-- BEGIN TASK INPUT --

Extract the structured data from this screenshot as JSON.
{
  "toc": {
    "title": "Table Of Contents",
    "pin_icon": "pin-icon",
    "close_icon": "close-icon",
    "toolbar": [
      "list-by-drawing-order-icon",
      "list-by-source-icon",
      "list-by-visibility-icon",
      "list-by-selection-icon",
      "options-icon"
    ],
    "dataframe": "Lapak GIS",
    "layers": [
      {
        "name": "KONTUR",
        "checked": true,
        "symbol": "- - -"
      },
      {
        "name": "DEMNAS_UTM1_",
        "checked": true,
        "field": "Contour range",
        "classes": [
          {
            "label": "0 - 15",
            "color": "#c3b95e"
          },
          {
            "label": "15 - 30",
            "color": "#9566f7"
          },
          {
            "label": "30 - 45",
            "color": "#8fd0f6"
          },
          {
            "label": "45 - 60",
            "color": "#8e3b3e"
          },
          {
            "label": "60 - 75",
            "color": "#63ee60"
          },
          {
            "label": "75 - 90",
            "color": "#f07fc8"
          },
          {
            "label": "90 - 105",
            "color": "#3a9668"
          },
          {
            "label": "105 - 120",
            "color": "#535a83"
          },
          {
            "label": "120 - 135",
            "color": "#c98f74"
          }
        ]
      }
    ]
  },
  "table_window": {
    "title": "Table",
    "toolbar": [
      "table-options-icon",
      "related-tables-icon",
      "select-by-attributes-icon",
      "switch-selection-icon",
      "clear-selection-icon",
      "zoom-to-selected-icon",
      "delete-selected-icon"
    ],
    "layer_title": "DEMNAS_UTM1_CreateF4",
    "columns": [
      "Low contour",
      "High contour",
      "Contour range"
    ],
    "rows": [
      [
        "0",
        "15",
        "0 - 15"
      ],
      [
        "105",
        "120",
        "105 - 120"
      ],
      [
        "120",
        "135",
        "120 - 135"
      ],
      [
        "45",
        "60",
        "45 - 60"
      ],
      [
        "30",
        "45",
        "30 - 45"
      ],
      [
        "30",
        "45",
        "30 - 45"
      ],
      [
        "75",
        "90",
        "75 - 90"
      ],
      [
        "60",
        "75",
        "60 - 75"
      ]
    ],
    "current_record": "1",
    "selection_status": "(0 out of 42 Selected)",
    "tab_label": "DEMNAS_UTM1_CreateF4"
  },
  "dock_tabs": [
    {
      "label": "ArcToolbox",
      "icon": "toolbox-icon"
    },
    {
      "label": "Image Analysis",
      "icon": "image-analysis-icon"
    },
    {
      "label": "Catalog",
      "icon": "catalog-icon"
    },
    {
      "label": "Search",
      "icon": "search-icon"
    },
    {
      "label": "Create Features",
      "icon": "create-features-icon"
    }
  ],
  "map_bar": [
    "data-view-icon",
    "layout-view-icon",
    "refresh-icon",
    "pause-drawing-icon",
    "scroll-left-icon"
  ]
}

-- END TASK INPUT --

## DIRECTION
Using the entries above, return each line in which the word "list" occurs.

## CORRECT RESULT
      "list-by-drawing-order-icon",
      "list-by-source-icon",
      "list-by-visibility-icon",
      "list-by-selection-icon",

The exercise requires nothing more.